- [Text]

= = =

# Zion & Bryce Utah



## KenCarr (Aug 20, 2004)

New to the boards here so just checking in and saying hello.

My family is going out west to Utah and was wondering if anyone has any tips about going to Zion national and also Bryce Canyon in UT. Where to stay etc. We have a 27' and I think a lot of the parks out there don't allow anything over a 21'. 

Any and all info will be greatly appreciated.

Thanks


----------



## janicenlarry (Aug 20, 2004)

Zion & Bryce Utah

Pull out your Trailer Life and you will find a number of parks in the vicinty of both parks.  Go on line and see what the parks will allow as far as length goes.  They are great places to visit.  Try to see all of the Utah parks.  They are fantastic.


----------



## ARCHER (Aug 21, 2004)

Zion & Bryce Utah

Good advice from Larry.  Welcome to the forum.  Most parks do have a web site so look um up.  Trailer Life good resource for planning.


----------



## KenCarr (Aug 24, 2004)

Zion & Bryce Utah

Thanks for the advice and also the welcome. I'll check out Trailer Life and see what's up. I've heard that some of the National Parks can be a bit of a zoo and sometimes private camp grounds are a better option.


----------

= = =

- [Data rows]
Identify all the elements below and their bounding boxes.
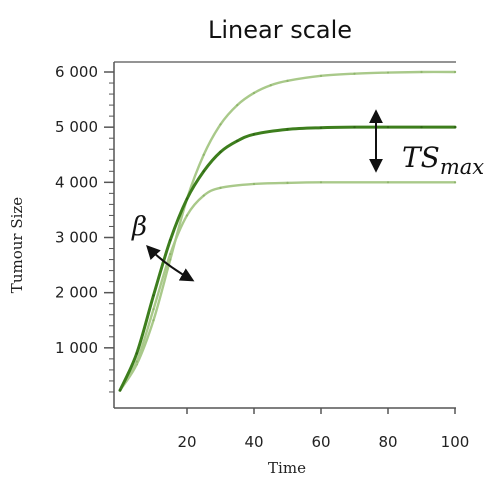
y-tick-label: 4 000 xyxy=(55,173,98,191)
ts-max-base: TS xyxy=(402,141,440,174)
series-point xyxy=(219,186,222,189)
series-point xyxy=(252,133,256,136)
series-point xyxy=(286,79,289,82)
series-point xyxy=(252,182,256,186)
x-tick-label: 100 xyxy=(441,433,470,451)
y-tick-label: 1 000 xyxy=(55,339,98,357)
series-point xyxy=(169,252,172,256)
series-point xyxy=(152,308,155,311)
series-point xyxy=(319,126,323,129)
beta-annotation: β xyxy=(131,212,147,242)
series-point xyxy=(453,181,457,184)
series-point xyxy=(202,170,205,173)
ts-max-annotation: TSmax xyxy=(402,141,484,179)
series-line-faint xyxy=(118,181,457,392)
y-axis-label: Tumour Size xyxy=(8,197,26,293)
series-point xyxy=(319,181,323,184)
series-point xyxy=(135,360,138,363)
series-point xyxy=(420,125,423,129)
y-tick-label: 5 000 xyxy=(55,118,98,136)
series-point xyxy=(236,104,239,107)
series-point xyxy=(353,72,356,75)
series-point xyxy=(202,153,205,156)
series-point xyxy=(219,150,222,154)
series-point xyxy=(135,352,138,355)
series-layer xyxy=(118,70,457,392)
series-point xyxy=(386,71,390,74)
series-point xyxy=(152,294,155,297)
series-point xyxy=(169,239,172,242)
x-tick-label: 80 xyxy=(378,433,397,451)
series-point xyxy=(252,91,256,95)
x-tick-label: 20 xyxy=(177,433,196,451)
series-point xyxy=(269,84,272,87)
ts-max-subscript: max xyxy=(440,155,484,179)
series-line-faint xyxy=(118,70,457,392)
series-point xyxy=(453,125,457,129)
x-tick-label: 40 xyxy=(244,433,263,451)
series-point xyxy=(453,70,457,74)
series-point xyxy=(319,74,323,77)
series-point xyxy=(386,181,390,184)
y-tick-label: 3 000 xyxy=(55,229,98,247)
series-point xyxy=(152,319,155,322)
series-point xyxy=(353,125,356,129)
beta-curved-arrow xyxy=(146,244,195,282)
chart-title: Linear scale xyxy=(208,16,352,44)
x-tick-label: 60 xyxy=(311,433,330,451)
series-point xyxy=(386,125,390,129)
series-point xyxy=(219,123,222,126)
x-ticks: 20 40 60 80 100 xyxy=(177,408,469,451)
y-major-ticks: 1 000 2 000 3 000 4 000 5 000 6 000 xyxy=(55,63,114,357)
y-tick-label: 6 000 xyxy=(55,63,98,81)
y-minor-ticks xyxy=(109,82,114,393)
series-point xyxy=(236,139,239,143)
series-point xyxy=(202,194,205,197)
y-tick-label: 2 000 xyxy=(55,284,98,302)
series-point xyxy=(420,70,423,74)
series-point xyxy=(286,181,289,184)
x-axis-label: Time xyxy=(268,459,306,477)
series-point xyxy=(118,389,122,392)
series-point xyxy=(185,214,189,217)
series-point xyxy=(286,128,289,131)
series-point xyxy=(185,197,189,201)
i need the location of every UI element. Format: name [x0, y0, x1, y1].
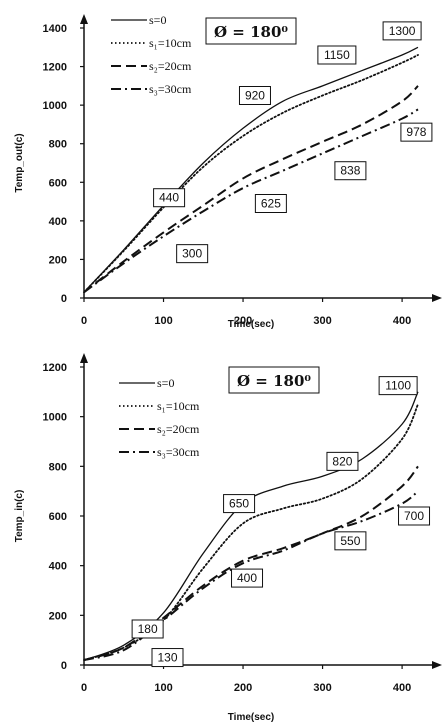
y-tick-label: 400 — [49, 216, 67, 228]
chart-bottom: 0 100 200 300 400 0 200 400 600 800 1000 1200 Time(s… — [14, 353, 442, 723]
title-box — [228, 366, 320, 394]
series-line-0 — [83, 46, 419, 293]
x-axis-arrow — [432, 661, 442, 669]
annotation-box — [382, 21, 422, 41]
x-tick-label: 200 — [234, 315, 252, 327]
annotation-box — [153, 188, 186, 208]
y-tick-label: 800 — [49, 461, 67, 473]
annotation-label: 650 — [229, 497, 249, 511]
annotation-box — [326, 451, 359, 471]
x-axis-label: Time(sec) — [228, 319, 275, 330]
annotation-box — [151, 648, 184, 668]
series-line-3 — [83, 108, 419, 294]
x-tick-label: 100 — [154, 682, 172, 694]
annotation-box — [398, 506, 431, 526]
annotation-label: 978 — [406, 125, 426, 139]
annotation-box — [317, 45, 357, 65]
y-tick-label: 200 — [49, 610, 67, 622]
annotation-label: 550 — [340, 534, 360, 548]
annotation-label: 838 — [340, 164, 360, 178]
annotation-label: 180 — [138, 622, 158, 636]
x-tick-label: 300 — [313, 315, 331, 327]
annotation-box — [176, 244, 209, 264]
annotation-box — [378, 376, 418, 396]
y-tick-label: 1200 — [43, 362, 67, 374]
annotation-box — [131, 619, 164, 639]
y-tick-label: 1400 — [43, 23, 67, 35]
annotation-label: 700 — [404, 509, 424, 523]
x-tick-label: 300 — [313, 682, 331, 694]
annotation-label: 1150 — [324, 48, 350, 62]
annotation-box — [223, 494, 256, 514]
legend-label: s₂=20cm — [149, 59, 192, 73]
x-axis-arrow — [432, 294, 442, 302]
chart-title: Ø = 180⁰ — [214, 23, 288, 41]
annotation-box — [334, 531, 367, 551]
y-axis-arrow — [80, 353, 88, 363]
x-tick-label: 200 — [234, 682, 252, 694]
legend-label: s=0 — [149, 13, 166, 27]
legend-label: s=0 — [157, 376, 174, 390]
legend-label: s₃=30cm — [149, 82, 192, 96]
annotation-label: 920 — [245, 89, 265, 103]
y-tick-label: 800 — [49, 139, 67, 151]
annotation-label: 625 — [261, 197, 281, 211]
legend-label: s₁=10cm — [149, 36, 192, 50]
legend-label: s₃=30cm — [157, 445, 200, 459]
y-axis-arrow — [80, 14, 88, 24]
x-axis-label: Time(sec) — [228, 712, 275, 723]
y-tick-label: 400 — [49, 561, 67, 573]
y-axis-label: Temp_out(c) — [14, 133, 25, 192]
annotation-box — [231, 568, 264, 588]
series-line-2 — [83, 85, 419, 294]
annotation-label: 400 — [237, 571, 257, 585]
y-axis-label: Temp_in(c) — [14, 490, 25, 543]
y-tick-label: 1000 — [43, 412, 67, 424]
annotation-box — [334, 161, 367, 181]
annotation-box — [400, 122, 433, 142]
legend-label: s₂=20cm — [157, 422, 200, 436]
y-tick-label: 1200 — [43, 62, 67, 74]
y-tick-label: 200 — [49, 254, 67, 266]
annotation-box — [238, 86, 271, 105]
y-tick-label: 600 — [49, 177, 67, 189]
x-tick-label: 400 — [393, 682, 411, 694]
chart-top: 0 100 200 300 400 0 200 400 600 800 1000 1200 1400 Ti… — [14, 13, 442, 330]
annotation-box — [254, 194, 287, 213]
title-box — [205, 17, 297, 45]
annotation-label: 1100 — [385, 379, 411, 393]
annotation-label: 440 — [159, 191, 179, 205]
y-tick-label: 0 — [61, 660, 67, 672]
annotation-label: 130 — [157, 651, 177, 665]
y-tick-label: 600 — [49, 511, 67, 523]
chart-title: Ø = 180⁰ — [237, 372, 311, 390]
x-tick-label: 0 — [81, 682, 87, 694]
annotation-label: 1300 — [389, 24, 416, 38]
x-tick-label: 0 — [81, 315, 87, 327]
x-tick-label: 100 — [154, 315, 172, 327]
x-tick-label: 400 — [393, 315, 411, 327]
annotation-label: 820 — [332, 454, 352, 468]
legend-label: s₁=10cm — [157, 399, 200, 413]
y-tick-label: 1000 — [43, 100, 67, 112]
annotation-label: 300 — [182, 247, 202, 261]
y-tick-label: 0 — [61, 293, 67, 305]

= = =

- [What to work on] Reproduce the full forum thread on Zion and Bryce Canyon above, word for word from start to finish.

- [Task result]
# Zion & Bryce Utah



## KenCarr (Aug 20, 2004)

New to the boards here so just checking in and saying hello.

My family is going out west to Utah and was wondering if anyone has any tips about going to Zion national and also Bryce Canyon in UT. Where to stay etc. We have a 27' and I think a lot of the parks out there don't allow anything over a 21'. 

Any and all info will be greatly appreciated.

Thanks


----------



## janicenlarry (Aug 20, 2004)

Zion & Bryce Utah

Pull out your Trailer Life and you will find a number of parks in the vicinty of both parks.  Go on line and see what the parks will allow as far as length goes.  They are great places to visit.  Try to see all of the Utah parks.  They are fantastic.


----------



## ARCHER (Aug 21, 2004)

Zion & Bryce Utah

Good advice from Larry.  Welcome to the forum.  Most parks do have a web site so look um up.  Trailer Life good resource for planning.


----------



## KenCarr (Aug 24, 2004)

Zion & Bryce Utah

Thanks for the advice and also the welcome. I'll check out Trailer Life and see what's up. I've heard that some of the National Parks can be a bit of a zoo and sometimes private camp grounds are a better option.


----------